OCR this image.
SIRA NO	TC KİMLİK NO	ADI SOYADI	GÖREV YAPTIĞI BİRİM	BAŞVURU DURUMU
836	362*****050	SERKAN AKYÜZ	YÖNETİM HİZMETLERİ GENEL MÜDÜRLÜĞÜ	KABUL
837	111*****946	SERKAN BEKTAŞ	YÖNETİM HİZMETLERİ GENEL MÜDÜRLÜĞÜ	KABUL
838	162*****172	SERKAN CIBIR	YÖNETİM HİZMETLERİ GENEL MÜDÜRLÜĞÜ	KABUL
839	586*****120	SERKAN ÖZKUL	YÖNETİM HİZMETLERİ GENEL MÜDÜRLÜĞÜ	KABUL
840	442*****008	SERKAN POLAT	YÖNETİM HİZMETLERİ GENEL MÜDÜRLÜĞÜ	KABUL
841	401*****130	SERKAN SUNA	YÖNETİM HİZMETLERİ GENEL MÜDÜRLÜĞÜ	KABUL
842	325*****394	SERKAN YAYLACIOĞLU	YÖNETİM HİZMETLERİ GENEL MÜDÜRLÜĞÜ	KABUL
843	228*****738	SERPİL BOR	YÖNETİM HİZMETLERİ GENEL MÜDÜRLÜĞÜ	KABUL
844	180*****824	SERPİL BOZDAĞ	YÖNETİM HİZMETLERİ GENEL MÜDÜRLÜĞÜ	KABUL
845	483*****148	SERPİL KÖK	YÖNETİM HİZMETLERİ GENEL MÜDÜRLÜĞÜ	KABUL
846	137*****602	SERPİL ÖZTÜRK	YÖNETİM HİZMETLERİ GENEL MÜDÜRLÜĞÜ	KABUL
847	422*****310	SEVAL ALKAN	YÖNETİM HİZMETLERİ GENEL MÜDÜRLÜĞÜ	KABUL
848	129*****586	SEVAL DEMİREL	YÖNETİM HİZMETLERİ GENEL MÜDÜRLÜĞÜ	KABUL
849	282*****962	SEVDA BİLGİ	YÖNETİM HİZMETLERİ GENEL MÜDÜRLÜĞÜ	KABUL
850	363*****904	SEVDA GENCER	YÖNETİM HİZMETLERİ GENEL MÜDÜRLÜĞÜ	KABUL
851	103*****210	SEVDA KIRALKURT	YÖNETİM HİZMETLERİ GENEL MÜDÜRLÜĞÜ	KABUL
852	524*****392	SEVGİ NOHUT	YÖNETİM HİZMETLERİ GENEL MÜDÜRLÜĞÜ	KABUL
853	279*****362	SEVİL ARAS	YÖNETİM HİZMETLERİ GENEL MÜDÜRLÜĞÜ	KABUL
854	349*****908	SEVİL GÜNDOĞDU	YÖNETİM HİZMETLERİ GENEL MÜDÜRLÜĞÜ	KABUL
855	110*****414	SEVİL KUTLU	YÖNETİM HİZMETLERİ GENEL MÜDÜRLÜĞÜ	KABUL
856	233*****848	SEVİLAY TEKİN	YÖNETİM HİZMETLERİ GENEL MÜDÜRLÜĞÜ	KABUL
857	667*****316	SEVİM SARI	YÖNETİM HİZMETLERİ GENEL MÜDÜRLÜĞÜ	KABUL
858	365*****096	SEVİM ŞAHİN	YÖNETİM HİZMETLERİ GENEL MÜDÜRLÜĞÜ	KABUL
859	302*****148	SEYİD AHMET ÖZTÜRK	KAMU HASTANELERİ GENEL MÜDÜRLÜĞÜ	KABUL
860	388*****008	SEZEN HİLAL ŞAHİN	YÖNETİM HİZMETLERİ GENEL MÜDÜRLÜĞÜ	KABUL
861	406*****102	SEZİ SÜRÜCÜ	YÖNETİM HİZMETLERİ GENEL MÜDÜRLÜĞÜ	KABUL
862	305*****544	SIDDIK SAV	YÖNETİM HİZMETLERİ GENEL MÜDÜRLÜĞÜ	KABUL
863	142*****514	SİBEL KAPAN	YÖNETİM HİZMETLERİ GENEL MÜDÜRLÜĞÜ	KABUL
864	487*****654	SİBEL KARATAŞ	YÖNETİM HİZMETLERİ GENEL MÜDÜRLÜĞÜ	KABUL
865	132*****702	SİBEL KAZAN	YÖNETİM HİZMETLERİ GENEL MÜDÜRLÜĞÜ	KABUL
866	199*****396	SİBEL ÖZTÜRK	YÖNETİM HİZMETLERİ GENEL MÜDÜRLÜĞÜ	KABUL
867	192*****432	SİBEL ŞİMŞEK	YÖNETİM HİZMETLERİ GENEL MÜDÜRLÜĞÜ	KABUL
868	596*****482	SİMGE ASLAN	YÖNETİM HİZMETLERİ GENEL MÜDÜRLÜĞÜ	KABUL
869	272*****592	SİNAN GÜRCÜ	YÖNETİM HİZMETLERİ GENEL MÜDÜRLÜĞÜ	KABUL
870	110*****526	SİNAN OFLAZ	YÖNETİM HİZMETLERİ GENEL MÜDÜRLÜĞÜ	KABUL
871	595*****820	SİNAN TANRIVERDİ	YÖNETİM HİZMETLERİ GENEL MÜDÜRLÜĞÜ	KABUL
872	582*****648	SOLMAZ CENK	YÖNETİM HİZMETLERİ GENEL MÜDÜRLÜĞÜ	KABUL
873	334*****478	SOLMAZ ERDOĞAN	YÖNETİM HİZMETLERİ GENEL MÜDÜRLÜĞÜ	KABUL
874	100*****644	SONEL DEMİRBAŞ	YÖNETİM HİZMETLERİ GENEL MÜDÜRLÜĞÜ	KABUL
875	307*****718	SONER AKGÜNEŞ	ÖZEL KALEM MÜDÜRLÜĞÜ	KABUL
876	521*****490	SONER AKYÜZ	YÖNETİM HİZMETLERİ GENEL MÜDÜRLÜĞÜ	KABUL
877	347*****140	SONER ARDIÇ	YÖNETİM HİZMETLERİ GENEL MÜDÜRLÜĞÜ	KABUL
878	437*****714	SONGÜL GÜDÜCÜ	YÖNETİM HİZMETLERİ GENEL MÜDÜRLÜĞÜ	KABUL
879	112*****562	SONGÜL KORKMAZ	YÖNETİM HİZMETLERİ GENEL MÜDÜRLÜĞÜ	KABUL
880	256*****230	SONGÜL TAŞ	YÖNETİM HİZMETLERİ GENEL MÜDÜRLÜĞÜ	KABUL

_____

[WORK TO COMPLETE]
Only the number is wanted: how many lines in the preceding entries hold the string "SONGÜL"?

[RESPONSE TO THIS TASK]
3